> **REQUIRED TASK**
Can you transcribe every entry word for word, skipping the images?

> **RECORDS PROVIDED**
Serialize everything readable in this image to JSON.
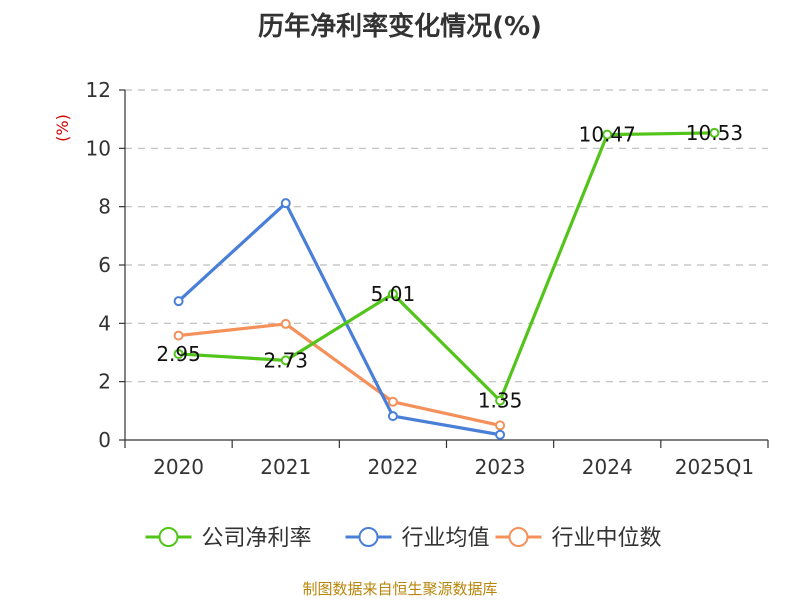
{
  "chart_data": {
    "type": "line",
    "title": "历年净利率变化情况(%)",
    "ylabel": "(%)",
    "categories": [
      "2020",
      "2021",
      "2022",
      "2023",
      "2024",
      "2025Q1"
    ],
    "ylim": [
      0,
      12
    ],
    "yticks": [
      0,
      2,
      4,
      6,
      8,
      10,
      12
    ],
    "grid": true,
    "legend_position": "bottom",
    "series": [
      {
        "name": "公司净利率",
        "color": "#52c41a",
        "values": [
          2.95,
          2.73,
          5.01,
          1.35,
          10.47,
          10.53
        ],
        "labels": [
          "2.95",
          "2.73",
          "5.01",
          "1.35",
          "10.47",
          "10.53"
        ]
      },
      {
        "name": "行业均值",
        "color": "#4a7fd8",
        "values": [
          4.76,
          8.12,
          0.82,
          0.18,
          null,
          null
        ]
      },
      {
        "name": "行业中位数",
        "color": "#f4905a",
        "values": [
          3.58,
          3.98,
          1.31,
          0.5,
          null,
          null
        ]
      }
    ]
  },
  "footer": {
    "source": "制图数据来自恒生聚源数据库"
  }
}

> **RESULT OF THIS EXERCISE**
Serialize everything readable in this image to JSON.
{
  "chart_data": {
    "type": "line",
    "title": "历年净利率变化情况(%)",
    "ylabel": "(%)",
    "categories": [
      "2020",
      "2021",
      "2022",
      "2023",
      "2024",
      "2025Q1"
    ],
    "ylim": [
      0,
      12
    ],
    "yticks": [
      0,
      2,
      4,
      6,
      8,
      10,
      12
    ],
    "grid": true,
    "legend_position": "bottom",
    "series": [
      {
        "name": "公司净利率",
        "color": "#52c41a",
        "values": [
          2.95,
          2.73,
          5.01,
          1.35,
          10.47,
          10.53
        ],
        "labels": [
          "2.95",
          "2.73",
          "5.01",
          "1.35",
          "10.47",
          "10.53"
        ]
      },
      {
        "name": "行业均值",
        "color": "#4a7fd8",
        "values": [
          4.76,
          8.12,
          0.82,
          0.18,
          null,
          null
        ]
      },
      {
        "name": "行业中位数",
        "color": "#f4905a",
        "values": [
          3.58,
          3.98,
          1.31,
          0.5,
          null,
          null
        ]
      }
    ]
  },
  "footer": {
    "source": "制图数据来自恒生聚源数据库"
  }
}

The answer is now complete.